BEGIN

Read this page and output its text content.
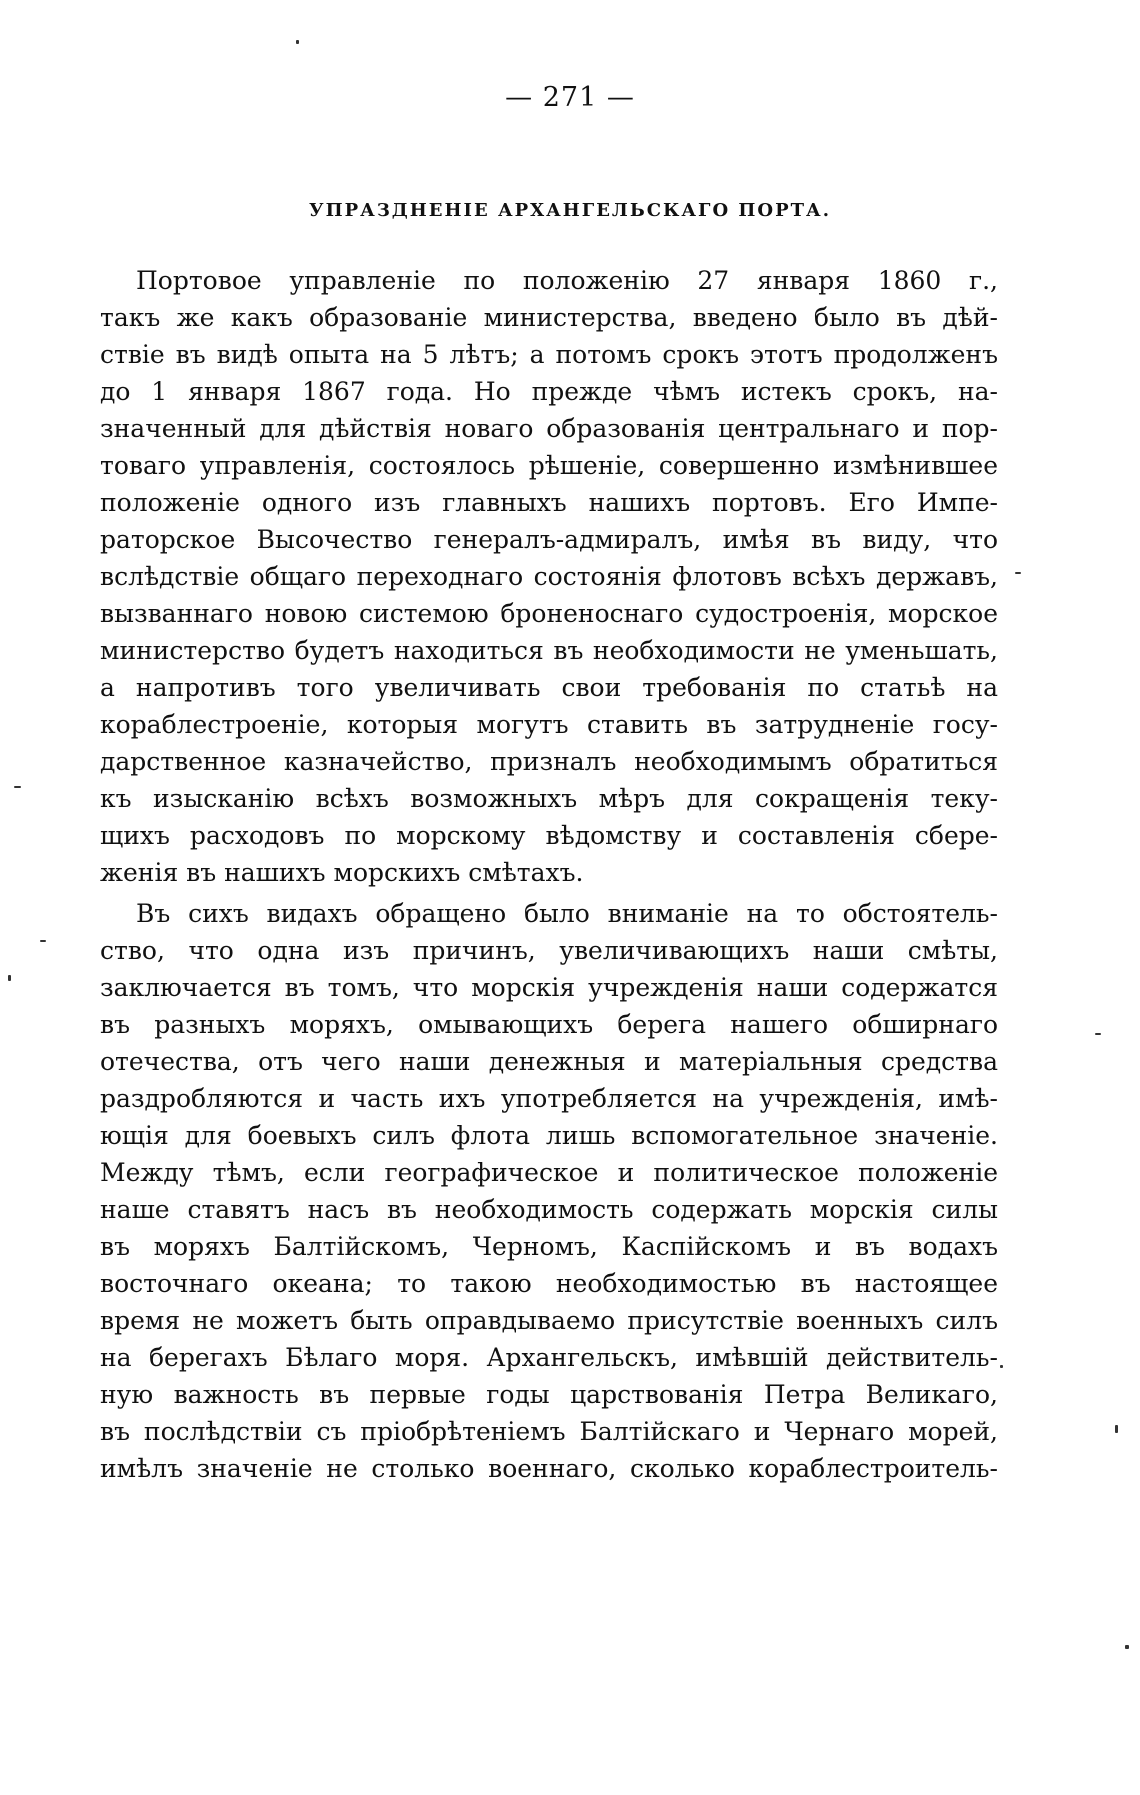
— 271 —
УПРАЗДНЕНІЕ АРХАНГЕЛЬСКАГО ПОРТА.
Портовое управленіе по положенію 27 января 1860 г.,
такъ же какъ образованіе министерства, введено было въ дѣй-
ствіе въ видѣ опыта на 5 лѣтъ; а потомъ срокъ этотъ продолженъ
до 1 января 1867 года. Но прежде чѣмъ истекъ срокъ, на-
значенный для дѣйствія новаго образованія центральнаго и пор-
товаго управленія, состоялось рѣшеніе, совершенно измѣнившее
положеніе одного изъ главныхъ нашихъ портовъ. Его Импе-
раторское Высочество генералъ-адмиралъ, имѣя въ виду, что
вслѣдствіе общаго переходнаго состоянія флотовъ всѣхъ державъ,
вызваннаго новою системою броненоснаго судостроенія, морское
министерство будетъ находиться въ необходимости не уменьшать,
а напротивъ того увеличивать свои требованія по статьѣ на
кораблестроеніе, которыя могутъ ставить въ затрудненіе госу-
дарственное казначейство, призналъ необходимымъ обратиться
къ изысканію всѣхъ возможныхъ мѣръ для сокращенія теку-
щихъ расходовъ по морскому вѣдомству и составленія сбере-
женія въ нашихъ морскихъ смѣтахъ.
Въ сихъ видахъ обращено было вниманіе на то обстоятель-
ство, что одна изъ причинъ, увеличивающихъ наши смѣты,
заключается въ томъ, что морскія учрежденія наши содержатся
въ разныхъ моряхъ, омывающихъ берега нашего обширнаго
отечества, отъ чего наши денежныя и матеріальныя средства
раздробляются и часть ихъ употребляется на учрежденія, имѣ-
ющія для боевыхъ силъ флота лишь вспомогательное значеніе.
Между тѣмъ, если географическое и политическое положеніе
наше ставятъ насъ въ необходимость содержать морскія силы
въ моряхъ Балтійскомъ, Черномъ, Каспійскомъ и въ водахъ
восточнаго океана; то такою необходимостью въ настоящее
время не можетъ быть оправдываемо присутствіе военныхъ силъ
на берегахъ Бѣлаго моря. Архангельскъ, имѣвшій действитель-
ную важность въ первые годы царствованія Петра Великаго,
въ послѣдствіи съ пріобрѣтеніемъ Балтійскаго и Чернаго морей,
имѣлъ значеніе не столько военнаго, сколько кораблестроитель-
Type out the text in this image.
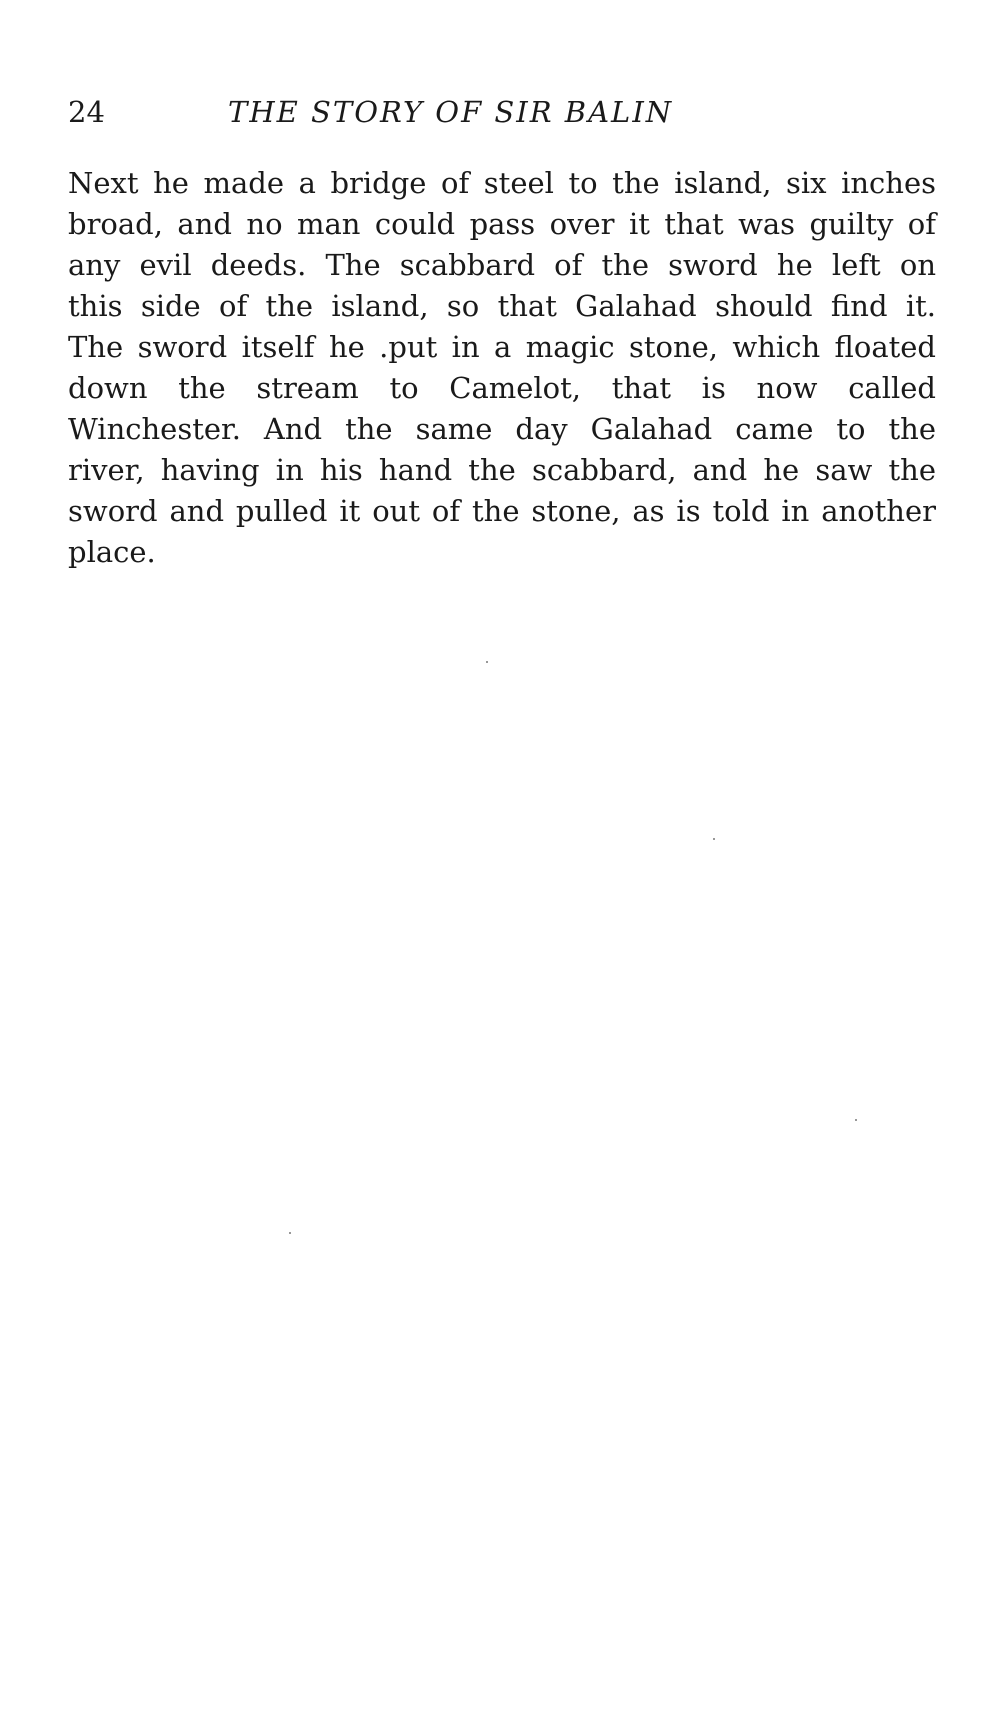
24	THE STORY OF SIR BALIN
Next he made a bridge of steel to the island, six inches
broad, and no man could pass over it that was guilty of
any evil deeds. The scabbard of the sword he left on
this side of the island, so that Galahad should find it.
The sword itself he .put in a magic stone, which floated
down the stream to Camelot, that is now called
Winchester. And the same day Galahad came to the
river, having in his hand the scabbard, and he saw the
sword and pulled it out of the stone, as is told in another
place.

END

Every line of text is to be repeated exactly; pictures are left out.

Read this page and output its text content.
— 271 —
УПРАЗДНЕНІЕ АРХАНГЕЛЬСКАГО ПОРТА.
Портовое управленіе по положенію 27 января 1860 г.,
такъ же какъ образованіе министерства, введено было въ дѣй-
ствіе въ видѣ опыта на 5 лѣтъ; а потомъ срокъ этотъ продолженъ
до 1 января 1867 года. Но прежде чѣмъ истекъ срокъ, на-
значенный для дѣйствія новаго образованія центральнаго и пор-
товаго управленія, состоялось рѣшеніе, совершенно измѣнившее
положеніе одного изъ главныхъ нашихъ портовъ. Его Импе-
раторское Высочество генералъ-адмиралъ, имѣя въ виду, что
вслѣдствіе общаго переходнаго состоянія флотовъ всѣхъ державъ,
вызваннаго новою системою броненоснаго судостроенія, морское
министерство будетъ находиться въ необходимости не уменьшать,
а напротивъ того увеличивать свои требованія по статьѣ на
кораблестроеніе, которыя могутъ ставить въ затрудненіе госу-
дарственное казначейство, призналъ необходимымъ обратиться
къ изысканію всѣхъ возможныхъ мѣръ для сокращенія теку-
щихъ расходовъ по морскому вѣдомству и составленія сбере-
женія въ нашихъ морскихъ смѣтахъ.
Въ сихъ видахъ обращено было вниманіе на то обстоятель-
ство, что одна изъ причинъ, увеличивающихъ наши смѣты,
заключается въ томъ, что морскія учрежденія наши содержатся
въ разныхъ моряхъ, омывающихъ берега нашего обширнаго
отечества, отъ чего наши денежныя и матеріальныя средства
раздробляются и часть ихъ употребляется на учрежденія, имѣ-
ющія для боевыхъ силъ флота лишь вспомогательное значеніе.
Между тѣмъ, если географическое и политическое положеніе
наше ставятъ насъ въ необходимость содержать морскія силы
въ моряхъ Балтійскомъ, Черномъ, Каспійскомъ и въ водахъ
восточнаго океана; то такою необходимостью въ настоящее
время не можетъ быть оправдываемо присутствіе военныхъ силъ
на берегахъ Бѣлаго моря. Архангельскъ, имѣвшій действитель-
ную важность въ первые годы царствованія Петра Великаго,
въ послѣдствіи съ пріобрѣтеніемъ Балтійскаго и Чернаго морей,
имѣлъ значеніе не столько военнаго, сколько кораблестроитель-
Type out the text in this image.
24	THE STORY OF SIR BALIN
Next he made a bridge of steel to the island, six inches
broad, and no man could pass over it that was guilty of
any evil deeds. The scabbard of the sword he left on
this side of the island, so that Galahad should find it.
The sword itself he .put in a magic stone, which floated
down the stream to Camelot, that is now called
Winchester. And the same day Galahad came to the
river, having in his hand the scabbard, and he saw the
sword and pulled it out of the stone, as is told in another
place.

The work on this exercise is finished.